The exercise: Repeat the whole listing below, word for word.

Lines of data
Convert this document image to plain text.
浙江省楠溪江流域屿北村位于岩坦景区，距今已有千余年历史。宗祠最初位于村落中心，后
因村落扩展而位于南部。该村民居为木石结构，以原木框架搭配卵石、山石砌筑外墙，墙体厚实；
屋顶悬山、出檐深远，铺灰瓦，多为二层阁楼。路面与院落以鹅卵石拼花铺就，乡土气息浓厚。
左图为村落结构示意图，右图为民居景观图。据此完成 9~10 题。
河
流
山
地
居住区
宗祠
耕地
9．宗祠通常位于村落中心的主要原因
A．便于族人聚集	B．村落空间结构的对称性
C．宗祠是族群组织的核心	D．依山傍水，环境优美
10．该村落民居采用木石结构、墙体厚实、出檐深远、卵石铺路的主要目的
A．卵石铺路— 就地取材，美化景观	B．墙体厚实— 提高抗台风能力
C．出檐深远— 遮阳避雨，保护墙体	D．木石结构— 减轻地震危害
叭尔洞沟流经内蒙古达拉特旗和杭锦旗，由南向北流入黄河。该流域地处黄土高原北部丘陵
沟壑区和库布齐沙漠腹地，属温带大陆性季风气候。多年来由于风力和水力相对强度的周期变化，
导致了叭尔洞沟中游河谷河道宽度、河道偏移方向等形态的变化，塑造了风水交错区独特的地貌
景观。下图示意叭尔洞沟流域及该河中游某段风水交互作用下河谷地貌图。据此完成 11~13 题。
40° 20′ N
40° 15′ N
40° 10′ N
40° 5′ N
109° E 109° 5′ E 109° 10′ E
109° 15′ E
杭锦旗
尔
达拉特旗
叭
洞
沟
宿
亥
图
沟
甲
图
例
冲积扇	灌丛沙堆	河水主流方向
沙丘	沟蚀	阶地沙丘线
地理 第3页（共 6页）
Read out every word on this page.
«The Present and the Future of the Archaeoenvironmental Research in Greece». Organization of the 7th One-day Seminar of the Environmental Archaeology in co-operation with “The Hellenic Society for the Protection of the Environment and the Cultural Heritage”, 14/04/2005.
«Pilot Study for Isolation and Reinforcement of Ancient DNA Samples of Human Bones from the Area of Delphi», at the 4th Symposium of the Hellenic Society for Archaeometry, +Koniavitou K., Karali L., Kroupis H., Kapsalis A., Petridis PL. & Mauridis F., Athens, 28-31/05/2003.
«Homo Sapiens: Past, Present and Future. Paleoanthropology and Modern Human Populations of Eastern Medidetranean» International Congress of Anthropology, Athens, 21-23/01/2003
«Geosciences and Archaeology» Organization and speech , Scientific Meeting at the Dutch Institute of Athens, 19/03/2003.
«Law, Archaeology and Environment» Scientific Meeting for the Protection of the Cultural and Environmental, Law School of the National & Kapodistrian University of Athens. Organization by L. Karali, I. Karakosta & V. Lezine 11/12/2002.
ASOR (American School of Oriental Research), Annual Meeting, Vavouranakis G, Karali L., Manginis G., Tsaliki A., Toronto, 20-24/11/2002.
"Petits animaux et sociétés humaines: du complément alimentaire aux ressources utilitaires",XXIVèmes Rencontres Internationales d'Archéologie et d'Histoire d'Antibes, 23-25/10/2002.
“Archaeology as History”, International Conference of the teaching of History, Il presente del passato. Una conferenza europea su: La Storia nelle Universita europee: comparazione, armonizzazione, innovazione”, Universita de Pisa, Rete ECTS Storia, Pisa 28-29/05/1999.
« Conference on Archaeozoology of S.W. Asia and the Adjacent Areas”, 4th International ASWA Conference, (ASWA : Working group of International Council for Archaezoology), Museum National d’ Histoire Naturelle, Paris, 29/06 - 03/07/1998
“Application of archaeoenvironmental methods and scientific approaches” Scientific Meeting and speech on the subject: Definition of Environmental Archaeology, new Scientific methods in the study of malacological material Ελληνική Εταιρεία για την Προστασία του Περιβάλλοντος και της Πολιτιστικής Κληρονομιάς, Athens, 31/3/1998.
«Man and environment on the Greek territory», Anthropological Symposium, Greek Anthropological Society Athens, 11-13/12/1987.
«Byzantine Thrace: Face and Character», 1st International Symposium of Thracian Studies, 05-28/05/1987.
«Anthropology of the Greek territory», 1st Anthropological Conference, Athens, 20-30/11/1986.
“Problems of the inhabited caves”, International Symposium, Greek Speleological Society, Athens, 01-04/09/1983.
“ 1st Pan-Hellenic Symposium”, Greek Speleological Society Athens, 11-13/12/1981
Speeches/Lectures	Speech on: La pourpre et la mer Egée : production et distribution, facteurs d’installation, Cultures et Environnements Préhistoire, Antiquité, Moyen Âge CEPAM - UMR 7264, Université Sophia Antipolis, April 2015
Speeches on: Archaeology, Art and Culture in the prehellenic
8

Exercise solution:
Convert this document image to plain text.
浙江省楠溪江流域屿北村位于岩坦景区，距今已有千余年历史。宗祠最初位于村落中心，后
因村落扩展而位于南部。该村民居为木石结构，以原木框架搭配卵石、山石砌筑外墙，墙体厚实；
屋顶悬山、出檐深远，铺灰瓦，多为二层阁楼。路面与院落以鹅卵石拼花铺就，乡土气息浓厚。
左图为村落结构示意图，右图为民居景观图。据此完成 9~10 题。
河
流
山
地
居住区
宗祠
耕地
9．宗祠通常位于村落中心的主要原因
A．便于族人聚集	B．村落空间结构的对称性
C．宗祠是族群组织的核心	D．依山傍水，环境优美
10．该村落民居采用木石结构、墙体厚实、出檐深远、卵石铺路的主要目的
A．卵石铺路— 就地取材，美化景观	B．墙体厚实— 提高抗台风能力
C．出檐深远— 遮阳避雨，保护墙体	D．木石结构— 减轻地震危害
叭尔洞沟流经内蒙古达拉特旗和杭锦旗，由南向北流入黄河。该流域地处黄土高原北部丘陵
沟壑区和库布齐沙漠腹地，属温带大陆性季风气候。多年来由于风力和水力相对强度的周期变化，
导致了叭尔洞沟中游河谷河道宽度、河道偏移方向等形态的变化，塑造了风水交错区独特的地貌
景观。下图示意叭尔洞沟流域及该河中游某段风水交互作用下河谷地貌图。据此完成 11~13 题。
40° 20′ N
40° 15′ N
40° 10′ N
40° 5′ N
109° E 109° 5′ E 109° 10′ E
109° 15′ E
杭锦旗
尔
达拉特旗
叭
洞
沟
宿
亥
图
沟
甲
图
例
冲积扇	灌丛沙堆	河水主流方向
沙丘	沟蚀	阶地沙丘线
地理 第3页（共 6页）
Read out every word on this page.
«The Present and the Future of the Archaeoenvironmental Research in Greece». Organization of the 7th One-day Seminar of the Environmental Archaeology in co-operation with “The Hellenic Society for the Protection of the Environment and the Cultural Heritage”, 14/04/2005.
«Pilot Study for Isolation and Reinforcement of Ancient DNA Samples of Human Bones from the Area of Delphi», at the 4th Symposium of the Hellenic Society for Archaeometry, +Koniavitou K., Karali L., Kroupis H., Kapsalis A., Petridis PL. & Mauridis F., Athens, 28-31/05/2003.
«Homo Sapiens: Past, Present and Future. Paleoanthropology and Modern Human Populations of Eastern Medidetranean» International Congress of Anthropology, Athens, 21-23/01/2003
«Geosciences and Archaeology» Organization and speech , Scientific Meeting at the Dutch Institute of Athens, 19/03/2003.
«Law, Archaeology and Environment» Scientific Meeting for the Protection of the Cultural and Environmental, Law School of the National & Kapodistrian University of Athens. Organization by L. Karali, I. Karakosta & V. Lezine 11/12/2002.
ASOR (American School of Oriental Research), Annual Meeting, Vavouranakis G, Karali L., Manginis G., Tsaliki A., Toronto, 20-24/11/2002.
"Petits animaux et sociétés humaines: du complément alimentaire aux ressources utilitaires",XXIVèmes Rencontres Internationales d'Archéologie et d'Histoire d'Antibes, 23-25/10/2002.
“Archaeology as History”, International Conference of the teaching of History, Il presente del passato. Una conferenza europea su: La Storia nelle Universita europee: comparazione, armonizzazione, innovazione”, Universita de Pisa, Rete ECTS Storia, Pisa 28-29/05/1999.
« Conference on Archaeozoology of S.W. Asia and the Adjacent Areas”, 4th International ASWA Conference, (ASWA : Working group of International Council for Archaezoology), Museum National d’ Histoire Naturelle, Paris, 29/06 - 03/07/1998
“Application of archaeoenvironmental methods and scientific approaches” Scientific Meeting and speech on the subject: Definition of Environmental Archaeology, new Scientific methods in the study of malacological material Ελληνική Εταιρεία για την Προστασία του Περιβάλλοντος και της Πολιτιστικής Κληρονομιάς, Athens, 31/3/1998.
«Man and environment on the Greek territory», Anthropological Symposium, Greek Anthropological Society Athens, 11-13/12/1987.
«Byzantine Thrace: Face and Character», 1st International Symposium of Thracian Studies, 05-28/05/1987.
«Anthropology of the Greek territory», 1st Anthropological Conference, Athens, 20-30/11/1986.
“Problems of the inhabited caves”, International Symposium, Greek Speleological Society, Athens, 01-04/09/1983.
“ 1st Pan-Hellenic Symposium”, Greek Speleological Society Athens, 11-13/12/1981
Speeches/Lectures	Speech on: La pourpre et la mer Egée : production et distribution, facteurs d’installation, Cultures et Environnements Préhistoire, Antiquité, Moyen Âge CEPAM - UMR 7264, Université Sophia Antipolis, April 2015
Speeches on: Archaeology, Art and Culture in the prehellenic
8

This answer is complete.